### [WORK REQUIRED]
Seek out every line containing the word "cdot", and copy each.

Collected data entries

• • • • •

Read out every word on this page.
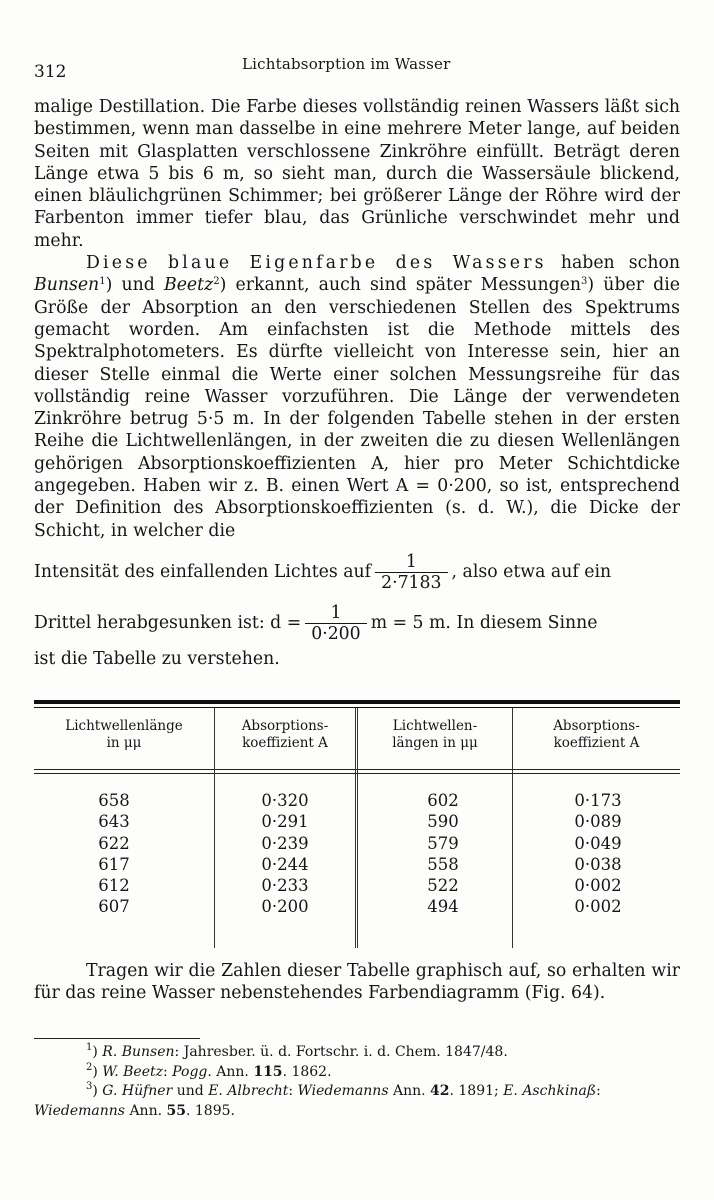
312	Lichtabsorption im Wasser

malige Destillation. Die Farbe dieses vollständig reinen Wassers läßt sich bestimmen, wenn man dasselbe in eine mehrere Meter lange, auf beiden Seiten mit Glasplatten verschlossene Zinkröhre einfüllt. Beträgt deren Länge etwa 5 bis 6 m, so sieht man, durch die Wassersäule blickend, einen bläulichgrünen Schimmer; bei größerer Länge der Röhre wird der Farbenton immer tiefer blau, das Grünliche verschwindet mehr und mehr.

Diese blaue Eigenfarbe des Wassers haben schon Bunsen$^1$) und Beetz$^2$) erkannt, auch sind später Messungen$^3$) über die Größe der Absorption an den verschiedenen Stellen des Spektrums gemacht worden. Am einfachsten ist die Methode mittels des Spektralphotometers. Es dürfte vielleicht von Interesse sein, hier an dieser Stelle einmal die Werte einer solchen Messungsreihe für das vollständig reine Wasser vorzuführen. Die Länge der verwendeten Zinkröhre betrug 5·5 m. In der folgenden Tabelle stehen in der ersten Reihe die Lichtwellenlängen, in der zweiten die zu diesen Wellenlängen gehörigen Absorptionskoeffizienten A, hier pro Meter Schichtdicke angegeben. Haben wir z. B. einen Wert A = 0·200, so ist, entsprechend der Definition des Absorptionskoeffizienten (s. d. W.), die Dicke der Schicht, in welcher die

Intensität des einfallenden Lichtes auf $\frac{1}{2\cdot 7183}$ , also etwa auf ein

Drittel herabgesunken ist: $d = \frac{1}{0\cdot 200}$ m = 5 m. In diesem Sinne

ist die Tabelle zu verstehen.

Lichtwellenlänge
in μμ
Absorptions-
koeffizient A
Lichtwellen-
längen in μμ
Absorptions-
koeffizient A
658
643
622
617
612
607
0·320
0·291
0·239
0·244
0·233
0·200
602
590
579
558
522
494
0·173
0·089
0·049
0·038
0·002
0·002

Tragen wir die Zahlen dieser Tabelle graphisch auf, so erhalten wir für das reine Wasser nebenstehendes Farbendiagramm (Fig. 64).

$^1$) R. Bunsen: Jahresber. ü. d. Fortschr. i. d. Chem. 1847/48.
$^2$) W. Beetz: Pogg. Ann. 115. 1862.
$^3$) G. Hüfner und E. Albrecht: Wiedemanns Ann. 42. 1891; E. Aschkinaß:
Wiedemanns Ann. 55. 1895.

• • • • •

### [RESULT]
Intensität des einfallenden Lichtes auf $\frac{1}{2\cdot 7183}$ , also etwa auf ein
Drittel herabgesunken ist: $d = \frac{1}{0\cdot 200}$ m = 5 m. In diesem Sinne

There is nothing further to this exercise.